■ Information given ■
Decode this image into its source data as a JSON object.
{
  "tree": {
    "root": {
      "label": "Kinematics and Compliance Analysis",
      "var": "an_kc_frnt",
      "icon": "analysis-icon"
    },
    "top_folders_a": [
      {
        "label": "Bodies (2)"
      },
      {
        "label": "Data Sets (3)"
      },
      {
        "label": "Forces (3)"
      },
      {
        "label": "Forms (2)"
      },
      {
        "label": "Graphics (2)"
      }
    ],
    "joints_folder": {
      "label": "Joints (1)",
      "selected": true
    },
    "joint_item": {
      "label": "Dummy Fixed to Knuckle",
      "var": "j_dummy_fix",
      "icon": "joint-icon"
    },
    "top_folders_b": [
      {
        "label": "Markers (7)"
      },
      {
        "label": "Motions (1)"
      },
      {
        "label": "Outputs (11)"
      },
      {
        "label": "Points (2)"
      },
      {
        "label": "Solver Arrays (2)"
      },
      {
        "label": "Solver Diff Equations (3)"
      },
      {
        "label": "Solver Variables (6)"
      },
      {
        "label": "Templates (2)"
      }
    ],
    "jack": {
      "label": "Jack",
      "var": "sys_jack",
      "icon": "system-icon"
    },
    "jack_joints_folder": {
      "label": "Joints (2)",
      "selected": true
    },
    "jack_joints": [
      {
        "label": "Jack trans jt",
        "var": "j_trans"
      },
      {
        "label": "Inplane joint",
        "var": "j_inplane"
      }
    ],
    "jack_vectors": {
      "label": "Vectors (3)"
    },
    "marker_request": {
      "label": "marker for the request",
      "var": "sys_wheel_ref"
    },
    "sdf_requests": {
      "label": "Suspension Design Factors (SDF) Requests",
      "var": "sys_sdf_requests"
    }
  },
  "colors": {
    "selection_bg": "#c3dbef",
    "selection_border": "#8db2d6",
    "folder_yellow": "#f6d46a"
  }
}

■ To be done ■
Retype all of the entries precisely as they are.

■ Problem solution ■
Decode this image into its source data as a JSON object.
{
  "tree": {
    "root": {
      "label": "Kinematics and Compliance Analysis",
      "var": "an_kc_frnt",
      "icon": "analysis-icon"
    },
    "top_folders_a": [
      {
        "label": "Bodies (2)"
      },
      {
        "label": "Data Sets (3)"
      },
      {
        "label": "Forces (3)"
      },
      {
        "label": "Forms (2)"
      },
      {
        "label": "Graphics (2)"
      }
    ],
    "joints_folder": {
      "label": "Joints (1)",
      "selected": true
    },
    "joint_item": {
      "label": "Dummy Fixed to Knuckle",
      "var": "j_dummy_fix",
      "icon": "joint-icon"
    },
    "top_folders_b": [
      {
        "label": "Markers (7)"
      },
      {
        "label": "Motions (1)"
      },
      {
        "label": "Outputs (11)"
      },
      {
        "label": "Points (2)"
      },
      {
        "label": "Solver Arrays (2)"
      },
      {
        "label": "Solver Diff Equations (3)"
      },
      {
        "label": "Solver Variables (6)"
      },
      {
        "label": "Templates (2)"
      }
    ],
    "jack": {
      "label": "Jack",
      "var": "sys_jack",
      "icon": "system-icon"
    },
    "jack_joints_folder": {
      "label": "Joints (2)",
      "selected": true
    },
    "jack_joints": [
      {
        "label": "Jack trans jt",
        "var": "j_trans"
      },
      {
        "label": "Inplane joint",
        "var": "j_inplane"
      }
    ],
    "jack_vectors": {
      "label": "Vectors (3)"
    },
    "marker_request": {
      "label": "marker for the request",
      "var": "sys_wheel_ref"
    },
    "sdf_requests": {
      "label": "Suspension Design Factors (SDF) Requests",
      "var": "sys_sdf_requests"
    }
  },
  "colors": {
    "selection_bg": "#c3dbef",
    "selection_border": "#8db2d6",
    "folder_yellow": "#f6d46a"
  }
}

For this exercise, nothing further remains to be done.